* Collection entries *
────────
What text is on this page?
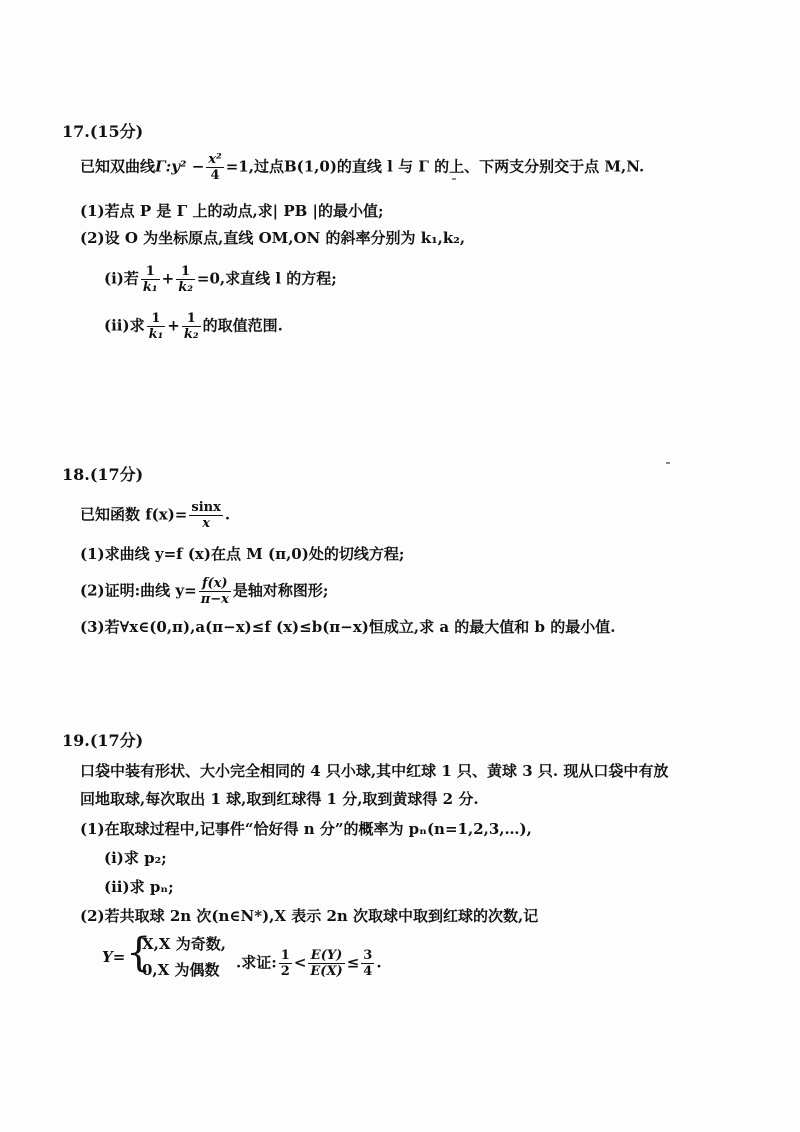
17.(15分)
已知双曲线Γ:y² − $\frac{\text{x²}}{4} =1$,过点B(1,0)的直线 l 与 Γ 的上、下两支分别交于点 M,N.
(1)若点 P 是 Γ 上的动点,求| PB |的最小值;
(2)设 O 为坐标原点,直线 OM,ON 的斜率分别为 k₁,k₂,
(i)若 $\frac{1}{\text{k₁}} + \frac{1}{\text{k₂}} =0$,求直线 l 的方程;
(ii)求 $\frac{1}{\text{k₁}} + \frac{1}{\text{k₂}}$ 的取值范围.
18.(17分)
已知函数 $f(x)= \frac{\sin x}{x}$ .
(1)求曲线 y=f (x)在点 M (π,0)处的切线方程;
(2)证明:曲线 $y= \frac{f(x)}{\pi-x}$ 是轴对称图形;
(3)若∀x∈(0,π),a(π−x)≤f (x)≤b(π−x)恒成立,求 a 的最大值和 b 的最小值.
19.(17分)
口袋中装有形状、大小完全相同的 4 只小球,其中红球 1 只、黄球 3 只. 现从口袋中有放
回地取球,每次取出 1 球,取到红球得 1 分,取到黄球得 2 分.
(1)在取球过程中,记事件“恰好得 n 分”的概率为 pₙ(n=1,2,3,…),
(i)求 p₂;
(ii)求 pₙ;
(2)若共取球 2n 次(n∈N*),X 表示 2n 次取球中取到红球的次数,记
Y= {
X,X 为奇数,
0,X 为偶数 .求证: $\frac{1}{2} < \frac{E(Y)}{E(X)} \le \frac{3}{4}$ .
────────
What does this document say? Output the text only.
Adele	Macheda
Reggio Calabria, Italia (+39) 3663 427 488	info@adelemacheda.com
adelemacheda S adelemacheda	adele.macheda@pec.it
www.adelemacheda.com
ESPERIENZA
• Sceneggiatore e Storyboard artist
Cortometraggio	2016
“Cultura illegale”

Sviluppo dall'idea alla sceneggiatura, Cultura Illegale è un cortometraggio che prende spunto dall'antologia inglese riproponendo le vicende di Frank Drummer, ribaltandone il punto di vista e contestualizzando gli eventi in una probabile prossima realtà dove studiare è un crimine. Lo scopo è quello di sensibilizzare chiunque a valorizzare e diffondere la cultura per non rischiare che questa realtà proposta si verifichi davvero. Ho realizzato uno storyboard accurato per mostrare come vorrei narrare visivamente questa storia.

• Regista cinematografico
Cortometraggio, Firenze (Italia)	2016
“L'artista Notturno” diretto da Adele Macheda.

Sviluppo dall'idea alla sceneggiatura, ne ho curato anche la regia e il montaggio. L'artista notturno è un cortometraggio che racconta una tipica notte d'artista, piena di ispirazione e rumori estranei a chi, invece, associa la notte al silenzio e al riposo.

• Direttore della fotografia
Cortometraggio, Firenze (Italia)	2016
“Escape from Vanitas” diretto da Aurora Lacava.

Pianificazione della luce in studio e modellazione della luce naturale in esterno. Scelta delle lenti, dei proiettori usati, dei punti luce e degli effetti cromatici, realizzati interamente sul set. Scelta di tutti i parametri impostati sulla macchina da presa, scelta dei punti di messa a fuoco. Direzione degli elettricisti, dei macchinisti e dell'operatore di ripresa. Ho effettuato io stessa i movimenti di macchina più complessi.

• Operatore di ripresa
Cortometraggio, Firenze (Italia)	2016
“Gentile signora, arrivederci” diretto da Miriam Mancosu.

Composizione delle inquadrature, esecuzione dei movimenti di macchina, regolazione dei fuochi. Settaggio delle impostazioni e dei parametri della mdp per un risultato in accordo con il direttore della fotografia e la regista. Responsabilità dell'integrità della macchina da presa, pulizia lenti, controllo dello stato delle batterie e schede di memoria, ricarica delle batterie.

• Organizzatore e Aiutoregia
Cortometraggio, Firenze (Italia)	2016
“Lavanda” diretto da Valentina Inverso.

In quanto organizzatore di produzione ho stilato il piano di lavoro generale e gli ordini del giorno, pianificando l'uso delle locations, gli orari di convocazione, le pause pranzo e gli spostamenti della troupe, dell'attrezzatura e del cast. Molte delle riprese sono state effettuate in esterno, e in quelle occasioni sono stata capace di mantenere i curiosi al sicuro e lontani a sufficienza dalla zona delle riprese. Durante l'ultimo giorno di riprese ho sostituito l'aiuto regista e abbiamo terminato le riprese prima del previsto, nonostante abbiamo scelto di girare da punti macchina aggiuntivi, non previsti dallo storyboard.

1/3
────────
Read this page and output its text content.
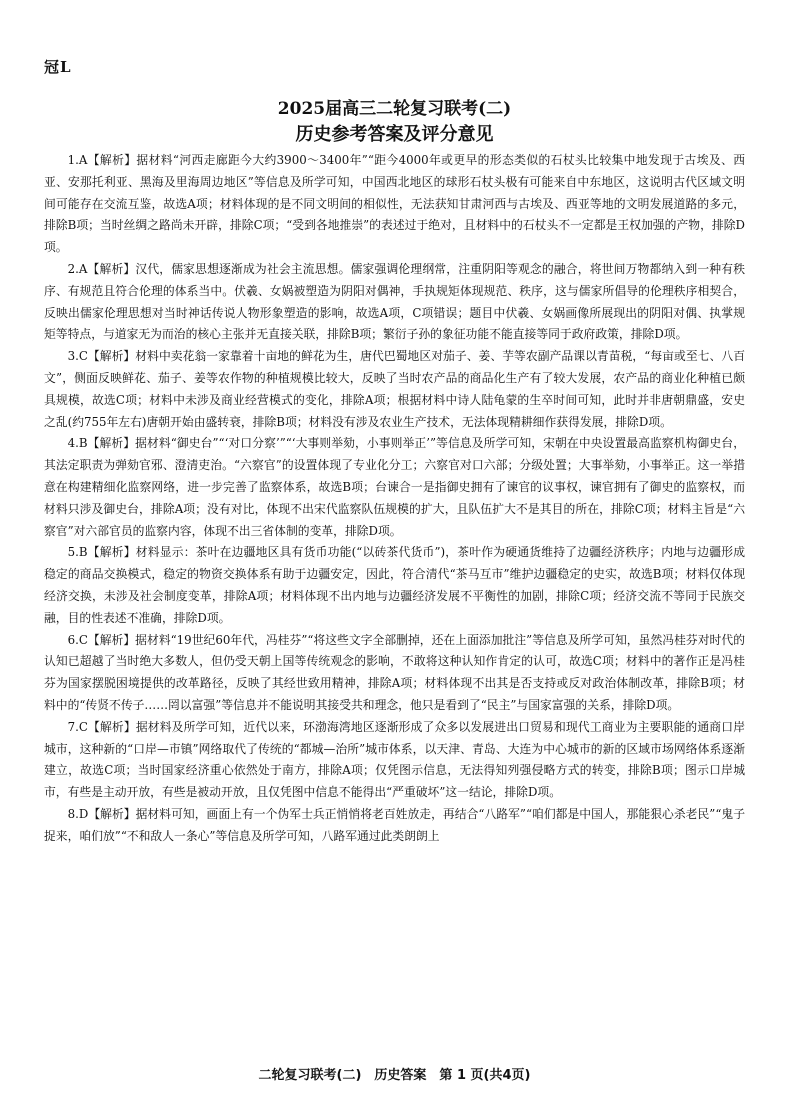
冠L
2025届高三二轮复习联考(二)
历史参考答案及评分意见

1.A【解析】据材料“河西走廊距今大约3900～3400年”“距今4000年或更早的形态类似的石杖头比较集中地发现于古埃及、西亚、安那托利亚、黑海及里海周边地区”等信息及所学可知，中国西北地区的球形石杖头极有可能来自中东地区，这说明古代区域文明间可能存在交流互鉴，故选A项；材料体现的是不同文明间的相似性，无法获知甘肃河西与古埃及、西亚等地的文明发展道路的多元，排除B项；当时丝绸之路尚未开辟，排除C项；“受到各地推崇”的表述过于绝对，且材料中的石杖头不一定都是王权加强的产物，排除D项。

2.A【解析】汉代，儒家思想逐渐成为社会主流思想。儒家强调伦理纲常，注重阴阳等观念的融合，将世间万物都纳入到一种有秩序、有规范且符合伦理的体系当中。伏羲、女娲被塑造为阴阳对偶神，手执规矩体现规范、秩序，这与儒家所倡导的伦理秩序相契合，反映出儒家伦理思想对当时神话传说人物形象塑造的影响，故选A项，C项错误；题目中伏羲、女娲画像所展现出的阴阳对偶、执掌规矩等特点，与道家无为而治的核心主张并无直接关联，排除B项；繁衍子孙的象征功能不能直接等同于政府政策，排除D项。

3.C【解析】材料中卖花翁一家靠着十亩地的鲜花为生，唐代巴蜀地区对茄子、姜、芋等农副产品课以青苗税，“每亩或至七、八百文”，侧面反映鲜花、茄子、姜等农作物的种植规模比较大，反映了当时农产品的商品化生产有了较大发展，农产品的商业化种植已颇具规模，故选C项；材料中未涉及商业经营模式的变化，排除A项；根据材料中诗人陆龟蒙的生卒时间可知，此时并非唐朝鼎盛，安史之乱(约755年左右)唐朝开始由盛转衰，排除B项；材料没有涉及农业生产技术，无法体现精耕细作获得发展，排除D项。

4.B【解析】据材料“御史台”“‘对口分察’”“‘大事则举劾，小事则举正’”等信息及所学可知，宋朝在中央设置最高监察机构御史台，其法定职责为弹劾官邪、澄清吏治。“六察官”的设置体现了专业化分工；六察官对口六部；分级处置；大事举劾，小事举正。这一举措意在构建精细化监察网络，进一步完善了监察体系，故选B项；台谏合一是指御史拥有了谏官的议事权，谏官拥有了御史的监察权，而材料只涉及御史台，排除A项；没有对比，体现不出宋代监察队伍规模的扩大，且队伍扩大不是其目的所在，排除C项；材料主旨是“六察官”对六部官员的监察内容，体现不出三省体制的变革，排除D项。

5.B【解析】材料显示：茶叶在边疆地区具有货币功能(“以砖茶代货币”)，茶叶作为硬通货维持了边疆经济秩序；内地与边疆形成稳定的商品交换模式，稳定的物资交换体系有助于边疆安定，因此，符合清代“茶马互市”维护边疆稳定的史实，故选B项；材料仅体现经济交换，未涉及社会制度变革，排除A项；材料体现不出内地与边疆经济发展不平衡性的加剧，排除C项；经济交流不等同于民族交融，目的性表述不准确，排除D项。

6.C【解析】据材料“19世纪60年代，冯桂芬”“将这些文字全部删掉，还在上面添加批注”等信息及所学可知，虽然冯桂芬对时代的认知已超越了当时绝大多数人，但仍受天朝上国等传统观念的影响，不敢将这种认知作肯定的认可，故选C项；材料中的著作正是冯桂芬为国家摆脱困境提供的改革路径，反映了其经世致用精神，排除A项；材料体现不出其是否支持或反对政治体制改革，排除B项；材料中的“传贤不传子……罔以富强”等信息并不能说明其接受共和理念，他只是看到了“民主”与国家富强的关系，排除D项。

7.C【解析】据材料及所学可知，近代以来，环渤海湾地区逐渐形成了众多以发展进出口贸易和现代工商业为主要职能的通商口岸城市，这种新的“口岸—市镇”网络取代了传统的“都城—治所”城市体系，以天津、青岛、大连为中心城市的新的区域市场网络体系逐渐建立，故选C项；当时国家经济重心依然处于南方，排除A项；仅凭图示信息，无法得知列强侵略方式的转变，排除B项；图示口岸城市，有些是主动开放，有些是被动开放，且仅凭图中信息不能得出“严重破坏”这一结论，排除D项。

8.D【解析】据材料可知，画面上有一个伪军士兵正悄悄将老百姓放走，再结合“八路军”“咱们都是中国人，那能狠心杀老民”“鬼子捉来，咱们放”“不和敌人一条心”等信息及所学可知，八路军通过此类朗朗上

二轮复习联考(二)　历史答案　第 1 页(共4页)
────────
* Your goal *
Tally every line of the data that holds the word "text" and write the count alone.

* Output for this exercise *
6